** Start **

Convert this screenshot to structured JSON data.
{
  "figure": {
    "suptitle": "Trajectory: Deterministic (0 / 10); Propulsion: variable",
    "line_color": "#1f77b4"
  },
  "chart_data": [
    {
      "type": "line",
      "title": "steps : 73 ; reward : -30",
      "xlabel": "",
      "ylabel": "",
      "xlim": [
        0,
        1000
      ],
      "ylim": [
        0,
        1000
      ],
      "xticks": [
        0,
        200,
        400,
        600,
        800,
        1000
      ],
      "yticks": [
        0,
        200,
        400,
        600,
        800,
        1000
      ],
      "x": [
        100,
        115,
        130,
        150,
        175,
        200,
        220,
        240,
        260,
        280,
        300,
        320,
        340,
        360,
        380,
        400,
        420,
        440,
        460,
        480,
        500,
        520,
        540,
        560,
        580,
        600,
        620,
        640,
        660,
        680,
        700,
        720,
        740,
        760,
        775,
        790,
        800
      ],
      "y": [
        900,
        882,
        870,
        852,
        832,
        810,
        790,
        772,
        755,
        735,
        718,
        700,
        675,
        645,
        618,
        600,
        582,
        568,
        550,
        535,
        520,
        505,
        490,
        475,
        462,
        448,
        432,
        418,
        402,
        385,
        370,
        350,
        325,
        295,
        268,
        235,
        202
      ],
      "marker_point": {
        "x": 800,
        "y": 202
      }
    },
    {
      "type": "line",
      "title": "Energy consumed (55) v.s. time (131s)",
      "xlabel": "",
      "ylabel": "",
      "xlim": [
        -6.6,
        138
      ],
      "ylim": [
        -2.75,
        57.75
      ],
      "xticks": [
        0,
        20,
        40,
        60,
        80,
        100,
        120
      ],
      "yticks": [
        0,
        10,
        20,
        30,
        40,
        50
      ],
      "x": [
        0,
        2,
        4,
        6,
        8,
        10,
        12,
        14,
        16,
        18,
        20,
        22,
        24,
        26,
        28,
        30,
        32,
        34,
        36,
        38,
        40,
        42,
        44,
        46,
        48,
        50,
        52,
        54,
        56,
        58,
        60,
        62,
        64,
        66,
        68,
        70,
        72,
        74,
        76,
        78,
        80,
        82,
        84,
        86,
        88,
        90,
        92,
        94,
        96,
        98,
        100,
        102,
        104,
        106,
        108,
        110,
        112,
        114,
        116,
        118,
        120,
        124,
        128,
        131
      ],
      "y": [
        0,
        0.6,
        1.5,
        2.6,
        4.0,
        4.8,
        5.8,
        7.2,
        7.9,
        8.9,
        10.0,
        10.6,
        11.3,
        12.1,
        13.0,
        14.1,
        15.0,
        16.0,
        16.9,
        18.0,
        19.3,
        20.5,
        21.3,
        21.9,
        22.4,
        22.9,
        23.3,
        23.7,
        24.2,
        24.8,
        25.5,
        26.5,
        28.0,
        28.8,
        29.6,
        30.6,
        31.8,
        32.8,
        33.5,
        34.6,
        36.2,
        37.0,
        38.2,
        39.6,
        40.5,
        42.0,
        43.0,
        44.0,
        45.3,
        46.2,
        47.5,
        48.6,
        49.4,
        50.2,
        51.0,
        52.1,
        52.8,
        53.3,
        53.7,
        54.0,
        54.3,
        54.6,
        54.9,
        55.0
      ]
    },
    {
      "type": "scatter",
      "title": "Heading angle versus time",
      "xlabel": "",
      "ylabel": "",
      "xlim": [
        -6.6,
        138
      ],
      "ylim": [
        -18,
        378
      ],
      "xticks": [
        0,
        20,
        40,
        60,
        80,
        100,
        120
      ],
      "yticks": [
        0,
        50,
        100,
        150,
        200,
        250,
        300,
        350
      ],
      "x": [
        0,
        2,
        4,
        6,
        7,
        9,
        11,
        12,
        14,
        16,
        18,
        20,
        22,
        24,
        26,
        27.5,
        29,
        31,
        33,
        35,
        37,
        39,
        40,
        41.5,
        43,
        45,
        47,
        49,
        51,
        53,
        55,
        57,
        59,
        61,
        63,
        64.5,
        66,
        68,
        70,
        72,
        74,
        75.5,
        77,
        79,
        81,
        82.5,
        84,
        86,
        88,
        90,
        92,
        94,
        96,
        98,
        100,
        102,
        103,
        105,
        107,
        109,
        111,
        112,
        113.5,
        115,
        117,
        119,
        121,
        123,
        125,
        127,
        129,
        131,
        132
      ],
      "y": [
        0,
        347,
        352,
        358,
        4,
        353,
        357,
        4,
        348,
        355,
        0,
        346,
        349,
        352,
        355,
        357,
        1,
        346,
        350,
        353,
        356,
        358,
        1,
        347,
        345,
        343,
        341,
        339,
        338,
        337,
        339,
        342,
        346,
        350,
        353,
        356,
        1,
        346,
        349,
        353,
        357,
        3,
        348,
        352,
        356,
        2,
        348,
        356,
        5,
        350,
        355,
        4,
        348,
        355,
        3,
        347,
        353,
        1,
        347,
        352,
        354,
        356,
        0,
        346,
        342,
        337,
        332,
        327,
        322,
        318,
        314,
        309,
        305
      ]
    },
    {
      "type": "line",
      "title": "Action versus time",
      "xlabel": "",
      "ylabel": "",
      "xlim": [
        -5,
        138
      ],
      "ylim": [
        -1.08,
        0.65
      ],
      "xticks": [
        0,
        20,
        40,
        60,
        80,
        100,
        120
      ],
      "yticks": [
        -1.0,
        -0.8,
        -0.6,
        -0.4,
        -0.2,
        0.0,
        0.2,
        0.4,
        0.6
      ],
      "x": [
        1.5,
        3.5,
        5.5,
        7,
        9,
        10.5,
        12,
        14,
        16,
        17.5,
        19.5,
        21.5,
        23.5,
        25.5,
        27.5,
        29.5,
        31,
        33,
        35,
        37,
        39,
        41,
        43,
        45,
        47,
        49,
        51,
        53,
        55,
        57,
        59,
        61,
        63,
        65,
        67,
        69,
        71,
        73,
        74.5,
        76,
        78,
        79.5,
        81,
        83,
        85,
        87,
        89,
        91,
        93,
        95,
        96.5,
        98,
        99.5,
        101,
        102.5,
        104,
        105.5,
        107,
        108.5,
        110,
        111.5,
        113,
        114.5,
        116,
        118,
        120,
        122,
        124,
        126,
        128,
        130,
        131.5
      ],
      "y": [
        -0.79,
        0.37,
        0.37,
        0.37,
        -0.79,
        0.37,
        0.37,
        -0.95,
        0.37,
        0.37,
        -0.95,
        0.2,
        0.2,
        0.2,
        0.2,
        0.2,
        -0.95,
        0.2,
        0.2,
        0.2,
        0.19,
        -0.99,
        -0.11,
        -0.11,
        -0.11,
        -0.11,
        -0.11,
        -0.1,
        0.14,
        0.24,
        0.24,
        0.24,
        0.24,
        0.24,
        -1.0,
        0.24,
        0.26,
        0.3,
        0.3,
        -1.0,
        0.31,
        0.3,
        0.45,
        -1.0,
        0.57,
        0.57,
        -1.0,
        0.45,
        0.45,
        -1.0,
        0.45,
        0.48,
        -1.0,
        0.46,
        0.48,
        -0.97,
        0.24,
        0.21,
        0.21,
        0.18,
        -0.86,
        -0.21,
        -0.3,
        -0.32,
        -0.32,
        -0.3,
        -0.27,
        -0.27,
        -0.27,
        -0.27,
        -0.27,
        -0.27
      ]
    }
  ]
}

** End **

- PROBLEM DETAILS -
Reproduce the records in full, exactly as written.

- FINAL ANSWER -
Convert this screenshot to structured JSON data.
{
  "figure": {
    "suptitle": "Trajectory: Deterministic (0 / 10); Propulsion: variable",
    "line_color": "#1f77b4"
  },
  "chart_data": [
    {
      "type": "line",
      "title": "steps : 73 ; reward : -30",
      "xlabel": "",
      "ylabel": "",
      "xlim": [
        0,
        1000
      ],
      "ylim": [
        0,
        1000
      ],
      "xticks": [
        0,
        200,
        400,
        600,
        800,
        1000
      ],
      "yticks": [
        0,
        200,
        400,
        600,
        800,
        1000
      ],
      "x": [
        100,
        115,
        130,
        150,
        175,
        200,
        220,
        240,
        260,
        280,
        300,
        320,
        340,
        360,
        380,
        400,
        420,
        440,
        460,
        480,
        500,
        520,
        540,
        560,
        580,
        600,
        620,
        640,
        660,
        680,
        700,
        720,
        740,
        760,
        775,
        790,
        800
      ],
      "y": [
        900,
        882,
        870,
        852,
        832,
        810,
        790,
        772,
        755,
        735,
        718,
        700,
        675,
        645,
        618,
        600,
        582,
        568,
        550,
        535,
        520,
        505,
        490,
        475,
        462,
        448,
        432,
        418,
        402,
        385,
        370,
        350,
        325,
        295,
        268,
        235,
        202
      ],
      "marker_point": {
        "x": 800,
        "y": 202
      }
    },
    {
      "type": "line",
      "title": "Energy consumed (55) v.s. time (131s)",
      "xlabel": "",
      "ylabel": "",
      "xlim": [
        -6.6,
        138
      ],
      "ylim": [
        -2.75,
        57.75
      ],
      "xticks": [
        0,
        20,
        40,
        60,
        80,
        100,
        120
      ],
      "yticks": [
        0,
        10,
        20,
        30,
        40,
        50
      ],
      "x": [
        0,
        2,
        4,
        6,
        8,
        10,
        12,
        14,
        16,
        18,
        20,
        22,
        24,
        26,
        28,
        30,
        32,
        34,
        36,
        38,
        40,
        42,
        44,
        46,
        48,
        50,
        52,
        54,
        56,
        58,
        60,
        62,
        64,
        66,
        68,
        70,
        72,
        74,
        76,
        78,
        80,
        82,
        84,
        86,
        88,
        90,
        92,
        94,
        96,
        98,
        100,
        102,
        104,
        106,
        108,
        110,
        112,
        114,
        116,
        118,
        120,
        124,
        128,
        131
      ],
      "y": [
        0,
        0.6,
        1.5,
        2.6,
        4.0,
        4.8,
        5.8,
        7.2,
        7.9,
        8.9,
        10.0,
        10.6,
        11.3,
        12.1,
        13.0,
        14.1,
        15.0,
        16.0,
        16.9,
        18.0,
        19.3,
        20.5,
        21.3,
        21.9,
        22.4,
        22.9,
        23.3,
        23.7,
        24.2,
        24.8,
        25.5,
        26.5,
        28.0,
        28.8,
        29.6,
        30.6,
        31.8,
        32.8,
        33.5,
        34.6,
        36.2,
        37.0,
        38.2,
        39.6,
        40.5,
        42.0,
        43.0,
        44.0,
        45.3,
        46.2,
        47.5,
        48.6,
        49.4,
        50.2,
        51.0,
        52.1,
        52.8,
        53.3,
        53.7,
        54.0,
        54.3,
        54.6,
        54.9,
        55.0
      ]
    },
    {
      "type": "scatter",
      "title": "Heading angle versus time",
      "xlabel": "",
      "ylabel": "",
      "xlim": [
        -6.6,
        138
      ],
      "ylim": [
        -18,
        378
      ],
      "xticks": [
        0,
        20,
        40,
        60,
        80,
        100,
        120
      ],
      "yticks": [
        0,
        50,
        100,
        150,
        200,
        250,
        300,
        350
      ],
      "x": [
        0,
        2,
        4,
        6,
        7,
        9,
        11,
        12,
        14,
        16,
        18,
        20,
        22,
        24,
        26,
        27.5,
        29,
        31,
        33,
        35,
        37,
        39,
        40,
        41.5,
        43,
        45,
        47,
        49,
        51,
        53,
        55,
        57,
        59,
        61,
        63,
        64.5,
        66,
        68,
        70,
        72,
        74,
        75.5,
        77,
        79,
        81,
        82.5,
        84,
        86,
        88,
        90,
        92,
        94,
        96,
        98,
        100,
        102,
        103,
        105,
        107,
        109,
        111,
        112,
        113.5,
        115,
        117,
        119,
        121,
        123,
        125,
        127,
        129,
        131,
        132
      ],
      "y": [
        0,
        347,
        352,
        358,
        4,
        353,
        357,
        4,
        348,
        355,
        0,
        346,
        349,
        352,
        355,
        357,
        1,
        346,
        350,
        353,
        356,
        358,
        1,
        347,
        345,
        343,
        341,
        339,
        338,
        337,
        339,
        342,
        346,
        350,
        353,
        356,
        1,
        346,
        349,
        353,
        357,
        3,
        348,
        352,
        356,
        2,
        348,
        356,
        5,
        350,
        355,
        4,
        348,
        355,
        3,
        347,
        353,
        1,
        347,
        352,
        354,
        356,
        0,
        346,
        342,
        337,
        332,
        327,
        322,
        318,
        314,
        309,
        305
      ]
    },
    {
      "type": "line",
      "title": "Action versus time",
      "xlabel": "",
      "ylabel": "",
      "xlim": [
        -5,
        138
      ],
      "ylim": [
        -1.08,
        0.65
      ],
      "xticks": [
        0,
        20,
        40,
        60,
        80,
        100,
        120
      ],
      "yticks": [
        -1.0,
        -0.8,
        -0.6,
        -0.4,
        -0.2,
        0.0,
        0.2,
        0.4,
        0.6
      ],
      "x": [
        1.5,
        3.5,
        5.5,
        7,
        9,
        10.5,
        12,
        14,
        16,
        17.5,
        19.5,
        21.5,
        23.5,
        25.5,
        27.5,
        29.5,
        31,
        33,
        35,
        37,
        39,
        41,
        43,
        45,
        47,
        49,
        51,
        53,
        55,
        57,
        59,
        61,
        63,
        65,
        67,
        69,
        71,
        73,
        74.5,
        76,
        78,
        79.5,
        81,
        83,
        85,
        87,
        89,
        91,
        93,
        95,
        96.5,
        98,
        99.5,
        101,
        102.5,
        104,
        105.5,
        107,
        108.5,
        110,
        111.5,
        113,
        114.5,
        116,
        118,
        120,
        122,
        124,
        126,
        128,
        130,
        131.5
      ],
      "y": [
        -0.79,
        0.37,
        0.37,
        0.37,
        -0.79,
        0.37,
        0.37,
        -0.95,
        0.37,
        0.37,
        -0.95,
        0.2,
        0.2,
        0.2,
        0.2,
        0.2,
        -0.95,
        0.2,
        0.2,
        0.2,
        0.19,
        -0.99,
        -0.11,
        -0.11,
        -0.11,
        -0.11,
        -0.11,
        -0.1,
        0.14,
        0.24,
        0.24,
        0.24,
        0.24,
        0.24,
        -1.0,
        0.24,
        0.26,
        0.3,
        0.3,
        -1.0,
        0.31,
        0.3,
        0.45,
        -1.0,
        0.57,
        0.57,
        -1.0,
        0.45,
        0.45,
        -1.0,
        0.45,
        0.48,
        -1.0,
        0.46,
        0.48,
        -0.97,
        0.24,
        0.21,
        0.21,
        0.18,
        -0.86,
        -0.21,
        -0.3,
        -0.32,
        -0.32,
        -0.3,
        -0.27,
        -0.27,
        -0.27,
        -0.27,
        -0.27,
        -0.27
      ]
    }
  ]
}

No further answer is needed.